Given problem: Your copy of the material below should match it exactly, except that it holds no pictures.

--- start Provided data ---

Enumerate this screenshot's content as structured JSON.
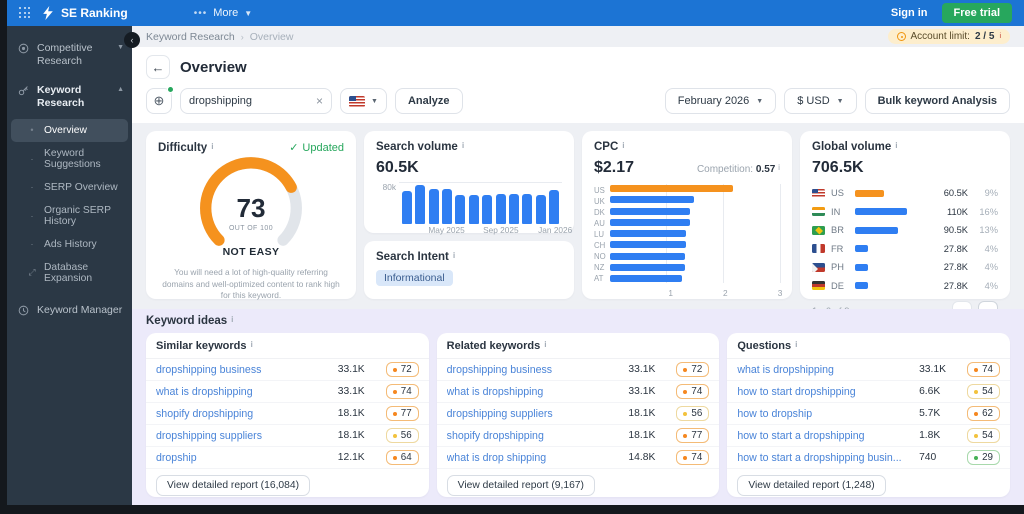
{
  "colors": {
    "topbar_blue": "#1c74d4",
    "trial_green": "#27a75d",
    "chart_blue": "#2f7ef2",
    "highlight_orange": "#f5921e",
    "sidebar_dark": "#2b3845",
    "ideas_lavender": "#eceafa"
  },
  "topbar": {
    "brand": "SE Ranking",
    "more_dots": "•••",
    "more_label": "More",
    "sign_in": "Sign in",
    "free_trial": "Free trial"
  },
  "sidebar": {
    "sections": [
      {
        "label": "Competitive Research",
        "icon": "target-icon",
        "chevron": "down",
        "expanded": false
      },
      {
        "label": "Keyword Research",
        "icon": "key-icon",
        "chevron": "up",
        "expanded": true,
        "children": [
          "Overview",
          "Keyword Suggestions",
          "SERP Overview",
          "Organic SERP History",
          "Ads History",
          "Database Expansion"
        ],
        "active_child": "Overview"
      },
      {
        "label": "Keyword Manager",
        "icon": "clock-icon",
        "chevron": null,
        "expanded": false
      }
    ]
  },
  "breadcrumb": {
    "parent": "Keyword Research",
    "current": "Overview",
    "account_limit_label": "Account limit:",
    "account_limit_value": "2 / 5"
  },
  "header": {
    "back_icon": "←",
    "title": "Overview"
  },
  "toolbar": {
    "keyword_value": "dropshipping",
    "analyze_label": "Analyze",
    "date_select": "February 2026",
    "currency_select": "$ USD",
    "bulk_button": "Bulk keyword Analysis"
  },
  "difficulty": {
    "title": "Difficulty",
    "status": "Updated",
    "score": "73",
    "scale_label": "OUT OF 100",
    "verdict": "NOT EASY",
    "description": "You will need a lot of high-quality referring domains and well-optimized content to rank high for this keyword."
  },
  "search_volume": {
    "title": "Search volume",
    "value": "60.5K",
    "chart": {
      "type": "bar",
      "ylabel_top": "80k",
      "ylim": [
        0,
        80
      ],
      "values": [
        62,
        74,
        66,
        66,
        56,
        56,
        56,
        58,
        58,
        58,
        56,
        64
      ],
      "tick_labels": [
        {
          "index": 3,
          "label": "May 2025"
        },
        {
          "index": 7,
          "label": "Sep 2025"
        },
        {
          "index": 11,
          "label": "Jan 2026"
        }
      ]
    }
  },
  "search_intent": {
    "title": "Search Intent",
    "value": "Informational"
  },
  "cpc": {
    "title": "CPC",
    "value": "$2.17",
    "competition_label": "Competition:",
    "competition_value": "0.57",
    "chart": {
      "type": "bar-horizontal",
      "xlim": [
        0,
        3
      ],
      "xticks": [
        1,
        2,
        3
      ],
      "categories": [
        "US",
        "UK",
        "DK",
        "AU",
        "LU",
        "CH",
        "NO",
        "NZ",
        "AT"
      ],
      "values": [
        2.17,
        1.48,
        1.42,
        1.42,
        1.35,
        1.35,
        1.32,
        1.32,
        1.28
      ],
      "highlight_index": 0
    }
  },
  "global_volume": {
    "title": "Global volume",
    "value": "706.5K",
    "rows": [
      {
        "code": "US",
        "flag": "us",
        "volume": "60.5K",
        "volume_num": 60.5,
        "percent": "9%",
        "color": "orange"
      },
      {
        "code": "IN",
        "flag": "in",
        "volume": "110K",
        "volume_num": 110,
        "percent": "16%",
        "color": "blue"
      },
      {
        "code": "BR",
        "flag": "br",
        "volume": "90.5K",
        "volume_num": 90.5,
        "percent": "13%",
        "color": "blue"
      },
      {
        "code": "FR",
        "flag": "fr",
        "volume": "27.8K",
        "volume_num": 27.8,
        "percent": "4%",
        "color": "blue"
      },
      {
        "code": "PH",
        "flag": "ph",
        "volume": "27.8K",
        "volume_num": 27.8,
        "percent": "4%",
        "color": "blue"
      },
      {
        "code": "DE",
        "flag": "de",
        "volume": "27.8K",
        "volume_num": 27.8,
        "percent": "4%",
        "color": "blue"
      }
    ],
    "pagination": "1 - 6 of 9"
  },
  "keyword_ideas": {
    "title": "Keyword ideas",
    "tables": [
      {
        "title": "Similar keywords",
        "footer": "View detailed report (16,084)",
        "rows": [
          {
            "keyword": "dropshipping business",
            "volume": "33.1K",
            "difficulty": "72",
            "level": "orange"
          },
          {
            "keyword": "what is dropshipping",
            "volume": "33.1K",
            "difficulty": "74",
            "level": "orange"
          },
          {
            "keyword": "shopify dropshipping",
            "volume": "18.1K",
            "difficulty": "77",
            "level": "orange"
          },
          {
            "keyword": "dropshipping suppliers",
            "volume": "18.1K",
            "difficulty": "56",
            "level": "yellow"
          },
          {
            "keyword": "dropship",
            "volume": "12.1K",
            "difficulty": "64",
            "level": "orange"
          }
        ]
      },
      {
        "title": "Related keywords",
        "footer": "View detailed report (9,167)",
        "rows": [
          {
            "keyword": "dropshipping business",
            "volume": "33.1K",
            "difficulty": "72",
            "level": "orange"
          },
          {
            "keyword": "what is dropshipping",
            "volume": "33.1K",
            "difficulty": "74",
            "level": "orange"
          },
          {
            "keyword": "dropshipping suppliers",
            "volume": "18.1K",
            "difficulty": "56",
            "level": "yellow"
          },
          {
            "keyword": "shopify dropshipping",
            "volume": "18.1K",
            "difficulty": "77",
            "level": "orange"
          },
          {
            "keyword": "what is drop shipping",
            "volume": "14.8K",
            "difficulty": "74",
            "level": "orange"
          }
        ]
      },
      {
        "title": "Questions",
        "footer": "View detailed report (1,248)",
        "rows": [
          {
            "keyword": "what is dropshipping",
            "volume": "33.1K",
            "difficulty": "74",
            "level": "orange"
          },
          {
            "keyword": "how to start dropshipping",
            "volume": "6.6K",
            "difficulty": "54",
            "level": "yellow"
          },
          {
            "keyword": "how to dropship",
            "volume": "5.7K",
            "difficulty": "62",
            "level": "orange"
          },
          {
            "keyword": "how to start a dropshipping",
            "volume": "1.8K",
            "difficulty": "54",
            "level": "yellow"
          },
          {
            "keyword": "how to start a dropshipping busin...",
            "volume": "740",
            "difficulty": "29",
            "level": "green"
          }
        ]
      }
    ]
  }
}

--- end Provided data ---

Result:
Enumerate this screenshot's content as structured JSON.
{
  "colors": {
    "topbar_blue": "#1c74d4",
    "trial_green": "#27a75d",
    "chart_blue": "#2f7ef2",
    "highlight_orange": "#f5921e",
    "sidebar_dark": "#2b3845",
    "ideas_lavender": "#eceafa"
  },
  "topbar": {
    "brand": "SE Ranking",
    "more_dots": "•••",
    "more_label": "More",
    "sign_in": "Sign in",
    "free_trial": "Free trial"
  },
  "sidebar": {
    "sections": [
      {
        "label": "Competitive Research",
        "icon": "target-icon",
        "chevron": "down",
        "expanded": false
      },
      {
        "label": "Keyword Research",
        "icon": "key-icon",
        "chevron": "up",
        "expanded": true,
        "children": [
          "Overview",
          "Keyword Suggestions",
          "SERP Overview",
          "Organic SERP History",
          "Ads History",
          "Database Expansion"
        ],
        "active_child": "Overview"
      },
      {
        "label": "Keyword Manager",
        "icon": "clock-icon",
        "chevron": null,
        "expanded": false
      }
    ]
  },
  "breadcrumb": {
    "parent": "Keyword Research",
    "current": "Overview",
    "account_limit_label": "Account limit:",
    "account_limit_value": "2 / 5"
  },
  "header": {
    "back_icon": "←",
    "title": "Overview"
  },
  "toolbar": {
    "keyword_value": "dropshipping",
    "analyze_label": "Analyze",
    "date_select": "February 2026",
    "currency_select": "$ USD",
    "bulk_button": "Bulk keyword Analysis"
  },
  "difficulty": {
    "title": "Difficulty",
    "status": "Updated",
    "score": "73",
    "scale_label": "OUT OF 100",
    "verdict": "NOT EASY",
    "description": "You will need a lot of high-quality referring domains and well-optimized content to rank high for this keyword."
  },
  "search_volume": {
    "title": "Search volume",
    "value": "60.5K",
    "chart": {
      "type": "bar",
      "ylabel_top": "80k",
      "ylim": [
        0,
        80
      ],
      "values": [
        62,
        74,
        66,
        66,
        56,
        56,
        56,
        58,
        58,
        58,
        56,
        64
      ],
      "tick_labels": [
        {
          "index": 3,
          "label": "May 2025"
        },
        {
          "index": 7,
          "label": "Sep 2025"
        },
        {
          "index": 11,
          "label": "Jan 2026"
        }
      ]
    }
  },
  "search_intent": {
    "title": "Search Intent",
    "value": "Informational"
  },
  "cpc": {
    "title": "CPC",
    "value": "$2.17",
    "competition_label": "Competition:",
    "competition_value": "0.57",
    "chart": {
      "type": "bar-horizontal",
      "xlim": [
        0,
        3
      ],
      "xticks": [
        1,
        2,
        3
      ],
      "categories": [
        "US",
        "UK",
        "DK",
        "AU",
        "LU",
        "CH",
        "NO",
        "NZ",
        "AT"
      ],
      "values": [
        2.17,
        1.48,
        1.42,
        1.42,
        1.35,
        1.35,
        1.32,
        1.32,
        1.28
      ],
      "highlight_index": 0
    }
  },
  "global_volume": {
    "title": "Global volume",
    "value": "706.5K",
    "rows": [
      {
        "code": "US",
        "flag": "us",
        "volume": "60.5K",
        "volume_num": 60.5,
        "percent": "9%",
        "color": "orange"
      },
      {
        "code": "IN",
        "flag": "in",
        "volume": "110K",
        "volume_num": 110,
        "percent": "16%",
        "color": "blue"
      },
      {
        "code": "BR",
        "flag": "br",
        "volume": "90.5K",
        "volume_num": 90.5,
        "percent": "13%",
        "color": "blue"
      },
      {
        "code": "FR",
        "flag": "fr",
        "volume": "27.8K",
        "volume_num": 27.8,
        "percent": "4%",
        "color": "blue"
      },
      {
        "code": "PH",
        "flag": "ph",
        "volume": "27.8K",
        "volume_num": 27.8,
        "percent": "4%",
        "color": "blue"
      },
      {
        "code": "DE",
        "flag": "de",
        "volume": "27.8K",
        "volume_num": 27.8,
        "percent": "4%",
        "color": "blue"
      }
    ],
    "pagination": "1 - 6 of 9"
  },
  "keyword_ideas": {
    "title": "Keyword ideas",
    "tables": [
      {
        "title": "Similar keywords",
        "footer": "View detailed report (16,084)",
        "rows": [
          {
            "keyword": "dropshipping business",
            "volume": "33.1K",
            "difficulty": "72",
            "level": "orange"
          },
          {
            "keyword": "what is dropshipping",
            "volume": "33.1K",
            "difficulty": "74",
            "level": "orange"
          },
          {
            "keyword": "shopify dropshipping",
            "volume": "18.1K",
            "difficulty": "77",
            "level": "orange"
          },
          {
            "keyword": "dropshipping suppliers",
            "volume": "18.1K",
            "difficulty": "56",
            "level": "yellow"
          },
          {
            "keyword": "dropship",
            "volume": "12.1K",
            "difficulty": "64",
            "level": "orange"
          }
        ]
      },
      {
        "title": "Related keywords",
        "footer": "View detailed report (9,167)",
        "rows": [
          {
            "keyword": "dropshipping business",
            "volume": "33.1K",
            "difficulty": "72",
            "level": "orange"
          },
          {
            "keyword": "what is dropshipping",
            "volume": "33.1K",
            "difficulty": "74",
            "level": "orange"
          },
          {
            "keyword": "dropshipping suppliers",
            "volume": "18.1K",
            "difficulty": "56",
            "level": "yellow"
          },
          {
            "keyword": "shopify dropshipping",
            "volume": "18.1K",
            "difficulty": "77",
            "level": "orange"
          },
          {
            "keyword": "what is drop shipping",
            "volume": "14.8K",
            "difficulty": "74",
            "level": "orange"
          }
        ]
      },
      {
        "title": "Questions",
        "footer": "View detailed report (1,248)",
        "rows": [
          {
            "keyword": "what is dropshipping",
            "volume": "33.1K",
            "difficulty": "74",
            "level": "orange"
          },
          {
            "keyword": "how to start dropshipping",
            "volume": "6.6K",
            "difficulty": "54",
            "level": "yellow"
          },
          {
            "keyword": "how to dropship",
            "volume": "5.7K",
            "difficulty": "62",
            "level": "orange"
          },
          {
            "keyword": "how to start a dropshipping",
            "volume": "1.8K",
            "difficulty": "54",
            "level": "yellow"
          },
          {
            "keyword": "how to start a dropshipping busin...",
            "volume": "740",
            "difficulty": "29",
            "level": "green"
          }
        ]
      }
    ]
  }
}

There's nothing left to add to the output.